EXERCISE BRIEF:
For the material that follows, list every line containing the word "source".

(Figure dataset records)
********

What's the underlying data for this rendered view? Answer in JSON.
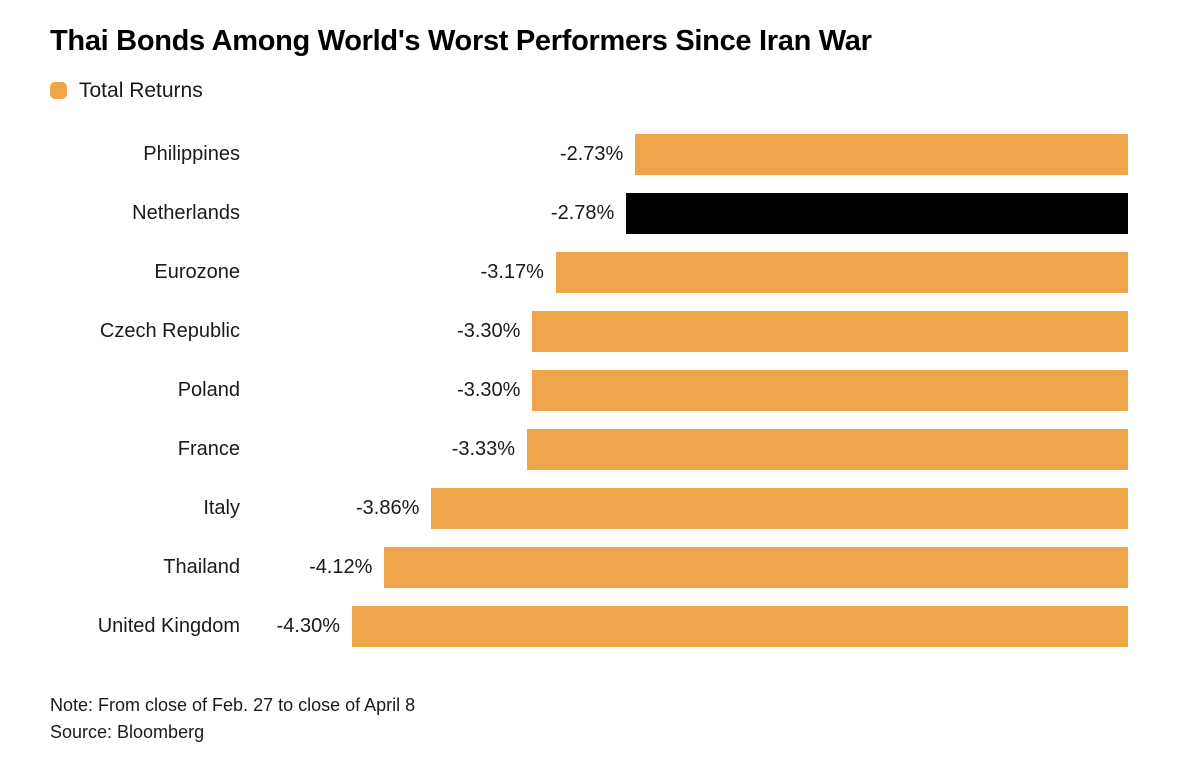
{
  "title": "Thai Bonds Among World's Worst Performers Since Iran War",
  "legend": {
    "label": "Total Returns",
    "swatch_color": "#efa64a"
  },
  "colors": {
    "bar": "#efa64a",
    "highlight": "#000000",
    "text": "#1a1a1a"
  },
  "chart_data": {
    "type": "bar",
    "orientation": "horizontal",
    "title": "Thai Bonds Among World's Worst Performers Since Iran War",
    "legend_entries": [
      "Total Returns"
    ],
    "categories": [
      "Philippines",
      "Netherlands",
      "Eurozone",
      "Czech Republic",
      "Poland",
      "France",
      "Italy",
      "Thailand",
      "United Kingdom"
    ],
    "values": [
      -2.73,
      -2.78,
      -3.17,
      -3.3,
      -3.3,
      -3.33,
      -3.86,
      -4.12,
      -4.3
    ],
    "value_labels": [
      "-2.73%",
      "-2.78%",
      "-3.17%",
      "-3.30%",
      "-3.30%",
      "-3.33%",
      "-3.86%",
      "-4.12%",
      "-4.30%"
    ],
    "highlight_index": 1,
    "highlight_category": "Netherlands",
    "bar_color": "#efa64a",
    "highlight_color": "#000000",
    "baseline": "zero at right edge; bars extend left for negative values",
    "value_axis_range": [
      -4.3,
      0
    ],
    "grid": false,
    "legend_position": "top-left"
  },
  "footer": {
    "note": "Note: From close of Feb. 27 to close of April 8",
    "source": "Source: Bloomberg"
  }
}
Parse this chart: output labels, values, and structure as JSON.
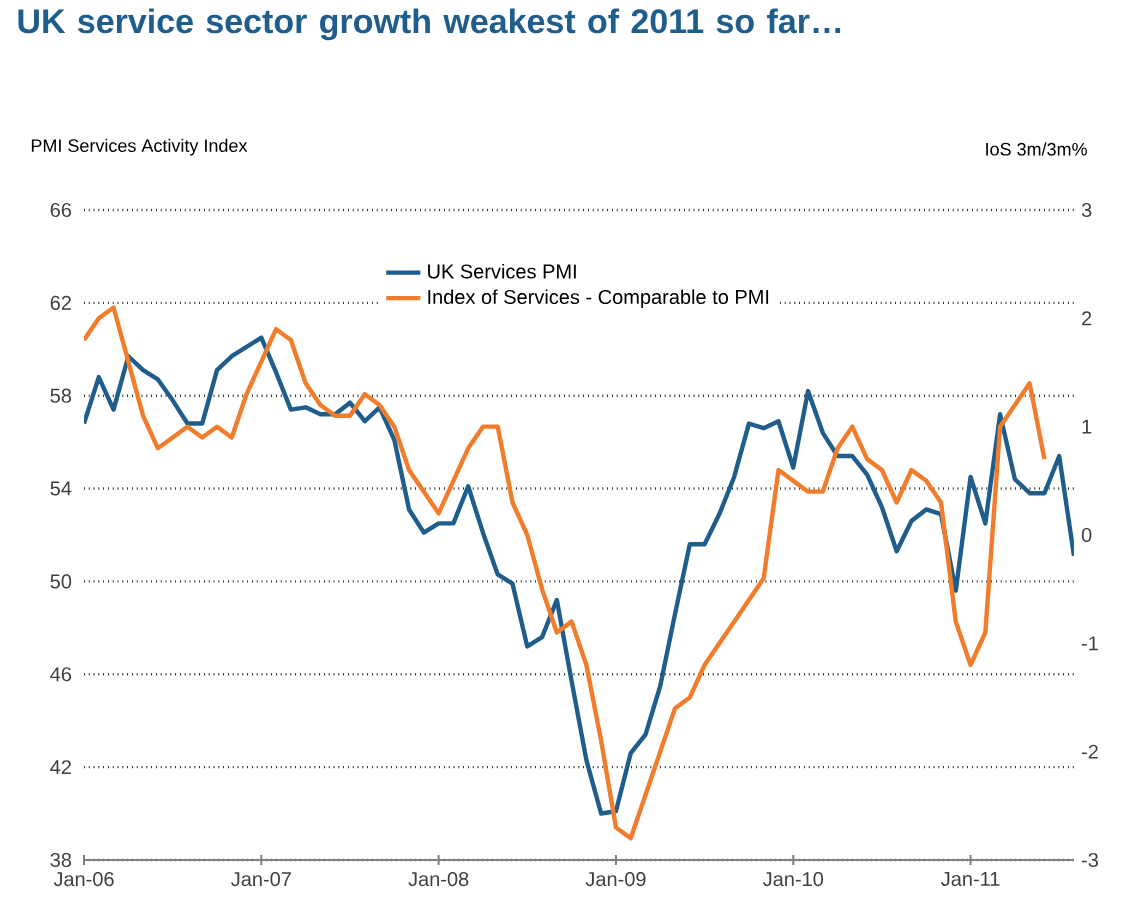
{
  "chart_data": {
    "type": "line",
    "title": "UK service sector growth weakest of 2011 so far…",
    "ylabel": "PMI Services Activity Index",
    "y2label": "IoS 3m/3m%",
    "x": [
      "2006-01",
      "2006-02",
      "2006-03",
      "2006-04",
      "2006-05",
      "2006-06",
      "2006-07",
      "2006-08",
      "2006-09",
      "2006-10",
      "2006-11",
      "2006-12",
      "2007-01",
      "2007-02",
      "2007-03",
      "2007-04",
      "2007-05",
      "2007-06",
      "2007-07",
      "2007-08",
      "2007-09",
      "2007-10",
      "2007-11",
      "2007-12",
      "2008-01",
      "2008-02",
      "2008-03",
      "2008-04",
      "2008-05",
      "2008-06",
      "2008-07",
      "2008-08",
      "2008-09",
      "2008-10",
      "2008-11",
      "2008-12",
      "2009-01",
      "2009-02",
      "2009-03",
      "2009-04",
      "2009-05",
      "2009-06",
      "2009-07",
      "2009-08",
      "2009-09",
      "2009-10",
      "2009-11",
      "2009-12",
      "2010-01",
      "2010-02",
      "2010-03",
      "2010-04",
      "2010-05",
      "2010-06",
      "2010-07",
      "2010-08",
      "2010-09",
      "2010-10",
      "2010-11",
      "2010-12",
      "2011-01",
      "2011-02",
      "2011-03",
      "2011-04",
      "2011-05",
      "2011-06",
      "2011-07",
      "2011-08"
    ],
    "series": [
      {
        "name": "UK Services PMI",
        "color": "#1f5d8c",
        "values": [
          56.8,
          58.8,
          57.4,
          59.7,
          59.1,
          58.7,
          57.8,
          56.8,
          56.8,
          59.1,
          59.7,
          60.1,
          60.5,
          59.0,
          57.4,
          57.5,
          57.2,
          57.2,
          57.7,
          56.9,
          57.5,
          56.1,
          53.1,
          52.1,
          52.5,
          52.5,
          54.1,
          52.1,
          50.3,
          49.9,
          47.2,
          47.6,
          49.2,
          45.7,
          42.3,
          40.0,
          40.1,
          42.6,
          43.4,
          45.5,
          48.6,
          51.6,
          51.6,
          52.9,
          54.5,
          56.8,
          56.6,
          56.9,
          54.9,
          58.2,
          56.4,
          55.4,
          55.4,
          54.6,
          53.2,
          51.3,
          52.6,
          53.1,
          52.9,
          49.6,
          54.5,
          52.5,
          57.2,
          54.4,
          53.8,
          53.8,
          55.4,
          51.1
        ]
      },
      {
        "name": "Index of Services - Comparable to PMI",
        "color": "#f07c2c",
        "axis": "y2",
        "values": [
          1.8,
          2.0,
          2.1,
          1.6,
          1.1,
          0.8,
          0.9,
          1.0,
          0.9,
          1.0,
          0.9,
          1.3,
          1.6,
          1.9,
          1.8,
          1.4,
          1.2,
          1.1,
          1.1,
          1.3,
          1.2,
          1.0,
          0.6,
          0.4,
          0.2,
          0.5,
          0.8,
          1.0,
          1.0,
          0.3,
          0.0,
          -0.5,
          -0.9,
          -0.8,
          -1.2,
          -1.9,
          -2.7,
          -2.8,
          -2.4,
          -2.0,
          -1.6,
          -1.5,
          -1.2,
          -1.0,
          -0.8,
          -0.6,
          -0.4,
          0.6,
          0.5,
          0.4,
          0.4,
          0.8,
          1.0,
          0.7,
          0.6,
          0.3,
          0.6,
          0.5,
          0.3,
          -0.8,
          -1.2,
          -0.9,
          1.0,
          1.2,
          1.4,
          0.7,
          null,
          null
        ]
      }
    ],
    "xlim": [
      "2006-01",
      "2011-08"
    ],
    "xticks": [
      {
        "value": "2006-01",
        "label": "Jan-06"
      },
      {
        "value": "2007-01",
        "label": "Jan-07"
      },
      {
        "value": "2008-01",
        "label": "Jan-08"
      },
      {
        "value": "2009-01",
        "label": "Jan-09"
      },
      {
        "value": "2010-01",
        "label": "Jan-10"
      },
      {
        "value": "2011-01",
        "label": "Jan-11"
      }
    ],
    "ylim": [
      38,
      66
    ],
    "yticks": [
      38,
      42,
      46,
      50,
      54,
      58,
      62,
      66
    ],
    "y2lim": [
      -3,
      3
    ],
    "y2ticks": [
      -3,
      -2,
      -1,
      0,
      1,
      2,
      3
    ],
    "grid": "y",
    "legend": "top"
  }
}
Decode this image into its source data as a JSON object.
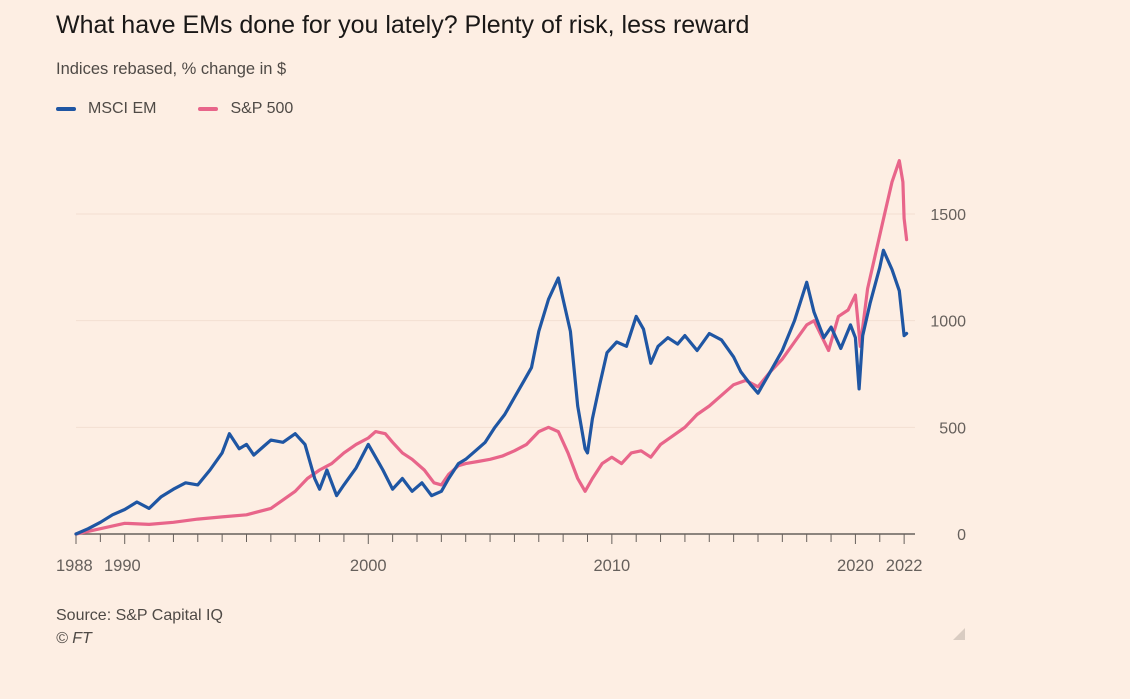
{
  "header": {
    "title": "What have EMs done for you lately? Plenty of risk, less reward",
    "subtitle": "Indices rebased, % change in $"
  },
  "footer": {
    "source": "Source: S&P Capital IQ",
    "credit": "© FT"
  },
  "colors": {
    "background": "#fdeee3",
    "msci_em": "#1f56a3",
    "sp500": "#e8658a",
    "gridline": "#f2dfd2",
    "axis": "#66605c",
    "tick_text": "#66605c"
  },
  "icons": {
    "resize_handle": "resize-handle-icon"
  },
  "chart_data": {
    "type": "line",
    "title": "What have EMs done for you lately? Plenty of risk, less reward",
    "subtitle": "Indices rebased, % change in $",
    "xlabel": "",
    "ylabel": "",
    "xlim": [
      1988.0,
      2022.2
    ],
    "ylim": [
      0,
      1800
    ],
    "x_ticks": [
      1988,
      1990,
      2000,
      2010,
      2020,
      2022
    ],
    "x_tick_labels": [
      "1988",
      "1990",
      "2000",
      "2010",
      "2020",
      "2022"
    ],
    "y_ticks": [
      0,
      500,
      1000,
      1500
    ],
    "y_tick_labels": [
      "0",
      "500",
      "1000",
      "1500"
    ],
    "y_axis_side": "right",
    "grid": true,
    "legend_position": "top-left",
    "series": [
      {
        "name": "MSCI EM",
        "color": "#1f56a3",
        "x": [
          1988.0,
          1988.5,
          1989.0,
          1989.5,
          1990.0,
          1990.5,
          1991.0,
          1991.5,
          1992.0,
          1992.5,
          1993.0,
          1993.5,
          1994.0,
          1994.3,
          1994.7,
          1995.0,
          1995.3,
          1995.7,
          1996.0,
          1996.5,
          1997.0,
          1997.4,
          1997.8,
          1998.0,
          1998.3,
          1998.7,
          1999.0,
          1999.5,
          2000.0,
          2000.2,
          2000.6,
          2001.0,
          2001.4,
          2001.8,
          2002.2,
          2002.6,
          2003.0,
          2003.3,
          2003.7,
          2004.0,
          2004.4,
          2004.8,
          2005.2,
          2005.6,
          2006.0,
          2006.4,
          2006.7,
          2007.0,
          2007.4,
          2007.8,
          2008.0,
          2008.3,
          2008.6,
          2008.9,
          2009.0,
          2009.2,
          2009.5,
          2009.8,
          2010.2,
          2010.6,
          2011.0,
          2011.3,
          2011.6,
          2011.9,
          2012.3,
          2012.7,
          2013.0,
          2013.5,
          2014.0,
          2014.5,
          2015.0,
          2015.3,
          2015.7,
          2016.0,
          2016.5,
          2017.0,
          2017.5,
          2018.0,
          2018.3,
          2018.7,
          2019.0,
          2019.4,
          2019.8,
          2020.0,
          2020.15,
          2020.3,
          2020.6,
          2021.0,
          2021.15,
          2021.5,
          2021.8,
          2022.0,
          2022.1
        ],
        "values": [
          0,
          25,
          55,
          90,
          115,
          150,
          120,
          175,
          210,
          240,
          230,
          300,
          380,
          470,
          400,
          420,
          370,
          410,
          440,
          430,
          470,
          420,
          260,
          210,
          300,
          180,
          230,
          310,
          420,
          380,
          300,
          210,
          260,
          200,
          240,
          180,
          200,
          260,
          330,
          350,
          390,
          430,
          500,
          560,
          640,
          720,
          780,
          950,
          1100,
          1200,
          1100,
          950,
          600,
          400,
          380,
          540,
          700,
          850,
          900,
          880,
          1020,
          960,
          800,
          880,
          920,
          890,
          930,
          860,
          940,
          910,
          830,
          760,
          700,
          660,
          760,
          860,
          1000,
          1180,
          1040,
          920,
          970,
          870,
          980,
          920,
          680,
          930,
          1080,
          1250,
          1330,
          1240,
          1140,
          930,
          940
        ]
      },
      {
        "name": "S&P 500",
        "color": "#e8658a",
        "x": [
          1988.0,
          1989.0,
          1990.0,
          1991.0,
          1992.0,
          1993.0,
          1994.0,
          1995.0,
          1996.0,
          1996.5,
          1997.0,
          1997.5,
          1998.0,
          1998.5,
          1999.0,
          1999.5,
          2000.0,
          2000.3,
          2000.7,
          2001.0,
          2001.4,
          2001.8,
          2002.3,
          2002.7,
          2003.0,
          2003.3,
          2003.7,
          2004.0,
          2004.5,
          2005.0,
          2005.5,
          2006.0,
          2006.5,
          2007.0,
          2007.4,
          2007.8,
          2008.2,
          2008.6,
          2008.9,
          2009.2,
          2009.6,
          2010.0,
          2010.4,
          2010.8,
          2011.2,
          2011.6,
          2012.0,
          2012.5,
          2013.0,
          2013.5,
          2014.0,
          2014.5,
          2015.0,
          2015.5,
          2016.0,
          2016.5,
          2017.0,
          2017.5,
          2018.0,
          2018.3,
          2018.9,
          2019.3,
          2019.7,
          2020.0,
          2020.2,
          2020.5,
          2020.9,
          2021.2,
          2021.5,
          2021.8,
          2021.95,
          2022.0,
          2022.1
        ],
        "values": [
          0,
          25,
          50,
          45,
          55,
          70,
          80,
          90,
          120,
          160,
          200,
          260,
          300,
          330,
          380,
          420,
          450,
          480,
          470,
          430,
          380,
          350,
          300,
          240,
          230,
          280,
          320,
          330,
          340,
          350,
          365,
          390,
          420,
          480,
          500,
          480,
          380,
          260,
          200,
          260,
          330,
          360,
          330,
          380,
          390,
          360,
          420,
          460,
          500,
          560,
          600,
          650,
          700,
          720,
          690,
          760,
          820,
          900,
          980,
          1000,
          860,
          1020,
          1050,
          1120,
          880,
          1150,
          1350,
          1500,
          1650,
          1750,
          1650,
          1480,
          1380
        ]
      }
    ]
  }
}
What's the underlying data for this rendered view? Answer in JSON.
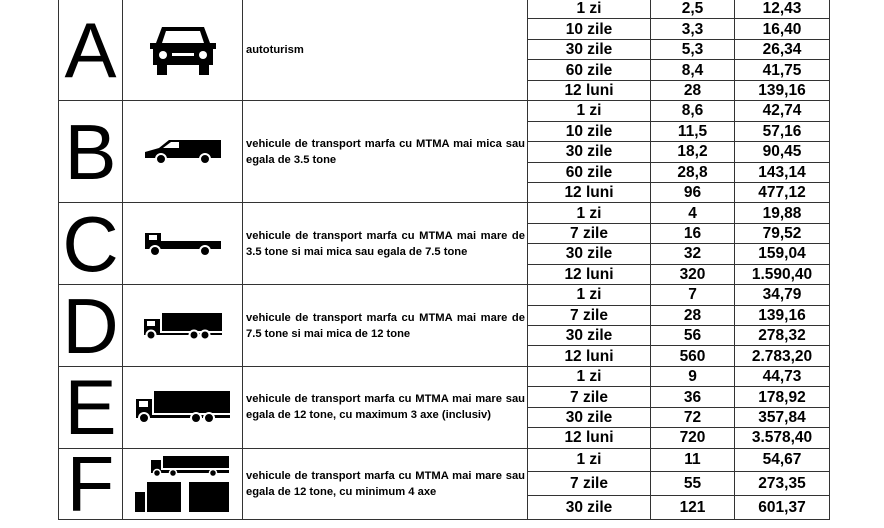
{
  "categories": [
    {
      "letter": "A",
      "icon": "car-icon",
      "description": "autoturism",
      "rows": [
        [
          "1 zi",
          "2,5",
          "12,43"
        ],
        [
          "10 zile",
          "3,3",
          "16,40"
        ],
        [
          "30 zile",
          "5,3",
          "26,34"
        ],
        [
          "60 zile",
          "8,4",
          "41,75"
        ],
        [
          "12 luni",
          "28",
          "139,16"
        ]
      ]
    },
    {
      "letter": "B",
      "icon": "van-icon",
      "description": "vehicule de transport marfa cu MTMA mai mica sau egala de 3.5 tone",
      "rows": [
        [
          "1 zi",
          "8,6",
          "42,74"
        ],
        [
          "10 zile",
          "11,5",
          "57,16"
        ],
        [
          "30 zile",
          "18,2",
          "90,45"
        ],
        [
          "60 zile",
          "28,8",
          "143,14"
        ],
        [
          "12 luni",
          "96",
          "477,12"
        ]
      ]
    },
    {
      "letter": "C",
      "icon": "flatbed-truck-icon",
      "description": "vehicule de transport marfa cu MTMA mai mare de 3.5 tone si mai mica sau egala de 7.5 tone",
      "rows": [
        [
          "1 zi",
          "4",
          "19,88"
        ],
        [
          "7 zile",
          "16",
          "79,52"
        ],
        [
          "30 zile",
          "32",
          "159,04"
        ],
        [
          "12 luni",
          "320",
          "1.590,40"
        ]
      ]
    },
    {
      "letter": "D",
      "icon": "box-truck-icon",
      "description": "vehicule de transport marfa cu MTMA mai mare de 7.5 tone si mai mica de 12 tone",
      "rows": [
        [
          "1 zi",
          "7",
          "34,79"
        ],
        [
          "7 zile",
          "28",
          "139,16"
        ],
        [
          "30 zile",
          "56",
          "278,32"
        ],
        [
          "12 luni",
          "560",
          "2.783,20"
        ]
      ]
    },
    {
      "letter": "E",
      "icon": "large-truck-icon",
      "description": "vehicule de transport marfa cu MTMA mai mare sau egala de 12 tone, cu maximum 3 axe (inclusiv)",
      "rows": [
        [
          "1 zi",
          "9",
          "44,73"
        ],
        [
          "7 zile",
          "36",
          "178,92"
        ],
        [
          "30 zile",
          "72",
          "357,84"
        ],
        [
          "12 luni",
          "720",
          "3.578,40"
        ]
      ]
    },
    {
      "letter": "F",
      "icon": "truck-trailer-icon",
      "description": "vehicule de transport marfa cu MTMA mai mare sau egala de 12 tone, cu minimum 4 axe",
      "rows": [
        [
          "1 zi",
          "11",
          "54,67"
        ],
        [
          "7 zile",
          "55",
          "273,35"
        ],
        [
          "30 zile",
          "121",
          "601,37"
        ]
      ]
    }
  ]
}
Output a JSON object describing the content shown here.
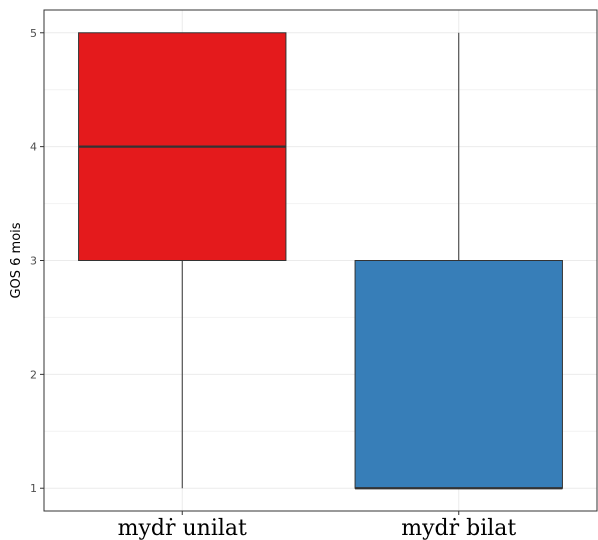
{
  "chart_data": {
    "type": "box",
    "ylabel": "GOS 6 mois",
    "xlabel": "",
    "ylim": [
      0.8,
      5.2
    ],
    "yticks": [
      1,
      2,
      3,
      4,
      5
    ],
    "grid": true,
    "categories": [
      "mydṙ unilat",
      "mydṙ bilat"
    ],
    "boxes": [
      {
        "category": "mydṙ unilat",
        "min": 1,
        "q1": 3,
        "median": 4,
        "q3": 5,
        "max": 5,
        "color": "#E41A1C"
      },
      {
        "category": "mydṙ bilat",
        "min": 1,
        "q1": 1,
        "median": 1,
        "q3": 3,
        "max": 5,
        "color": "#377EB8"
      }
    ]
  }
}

********

OUTPUT:
    "source": "Source: Bloomberg"
Decode this image into its source data as a JSON object.
    "source": "Source: S&P Capital IQ",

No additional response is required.